> What you need to do
Pictures stay out of your copy, but everything else in the records below must be repeated exactly.

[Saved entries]
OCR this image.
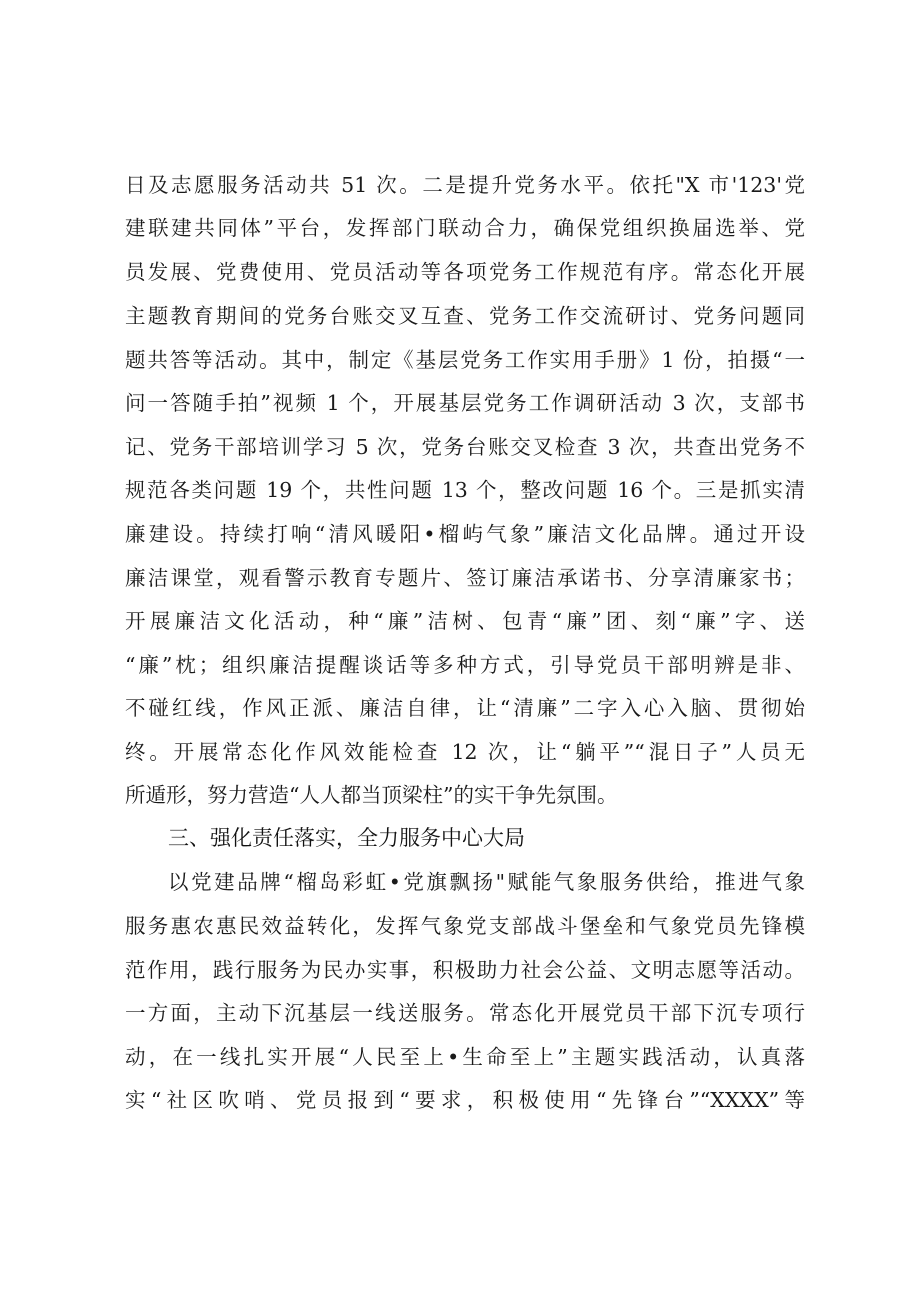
日及志愿服务活动共 51 次。二是提升党务水平。依托"X 市'123'党
建联建共同体”平台，发挥部门联动合力，确保党组织换届选举、党
员发展、党费使用、党员活动等各项党务工作规范有序。常态化开展
主题教育期间的党务台账交叉互查、党务工作交流研讨、党务问题同
题共答等活动。其中，制定《基层党务工作实用手册》1 份，拍摄“一
问一答随手拍”视频 1 个，开展基层党务工作调研活动 3 次，支部书
记、党务干部培训学习 5 次，党务台账交叉检查 3 次，共查出党务不
规范各类问题 19 个，共性问题 13 个，整改问题 16 个。三是抓实清
廉建设。持续打响“清风暖阳•榴屿气象”廉洁文化品牌。通过开设
廉洁课堂，观看警示教育专题片、签订廉洁承诺书、分享清廉家书；
开展廉洁文化活动，种“廉”洁树、包青“廉”团、刻“廉”字、送
“廉”枕；组织廉洁提醒谈话等多种方式，引导党员干部明辨是非、
不碰红线，作风正派、廉洁自律，让“清廉”二字入心入脑、贯彻始
终。开展常态化作风效能检查 12 次，让“躺平”“混日子”人员无
所遁形，努力营造“人人都当顶梁柱”的实干争先氛围。
三、强化责任落实，全力服务中心大局
以党建品牌“榴岛彩虹•党旗飘扬"赋能气象服务供给，推进气象
服务惠农惠民效益转化，发挥气象党支部战斗堡垒和气象党员先锋模
范作用，践行服务为民办实事，积极助力社会公益、文明志愿等活动。
一方面，主动下沉基层一线送服务。常态化开展党员干部下沉专项行
动，在一线扎实开展“人民至上•生命至上”主题实践活动，认真落
实“社区吹哨、党员报到“要求，积极使用“先锋台”“XXXX”等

> Answer in full
OCR this image.
日及志愿服务活动共 51 次。二是提升党务水平。依托"X 市'123'党
建联建共同体”平台，发挥部门联动合力，确保党组织换届选举、党
员发展、党费使用、党员活动等各项党务工作规范有序。常态化开展
主题教育期间的党务台账交叉互查、党务工作交流研讨、党务问题同
题共答等活动。其中，制定《基层党务工作实用手册》1 份，拍摄“一
问一答随手拍”视频 1 个，开展基层党务工作调研活动 3 次，支部书
记、党务干部培训学习 5 次，党务台账交叉检查 3 次，共查出党务不
规范各类问题 19 个，共性问题 13 个，整改问题 16 个。三是抓实清
廉建设。持续打响“清风暖阳•榴屿气象”廉洁文化品牌。通过开设
廉洁课堂，观看警示教育专题片、签订廉洁承诺书、分享清廉家书；
开展廉洁文化活动，种“廉”洁树、包青“廉”团、刻“廉”字、送
“廉”枕；组织廉洁提醒谈话等多种方式，引导党员干部明辨是非、
不碰红线，作风正派、廉洁自律，让“清廉”二字入心入脑、贯彻始
终。开展常态化作风效能检查 12 次，让“躺平”“混日子”人员无
所遁形，努力营造“人人都当顶梁柱”的实干争先氛围。
三、强化责任落实，全力服务中心大局
以党建品牌“榴岛彩虹•党旗飘扬"赋能气象服务供给，推进气象
服务惠农惠民效益转化，发挥气象党支部战斗堡垒和气象党员先锋模
范作用，践行服务为民办实事，积极助力社会公益、文明志愿等活动。
一方面，主动下沉基层一线送服务。常态化开展党员干部下沉专项行
动，在一线扎实开展“人民至上•生命至上”主题实践活动，认真落
实“社区吹哨、党员报到“要求，积极使用“先锋台”“XXXX”等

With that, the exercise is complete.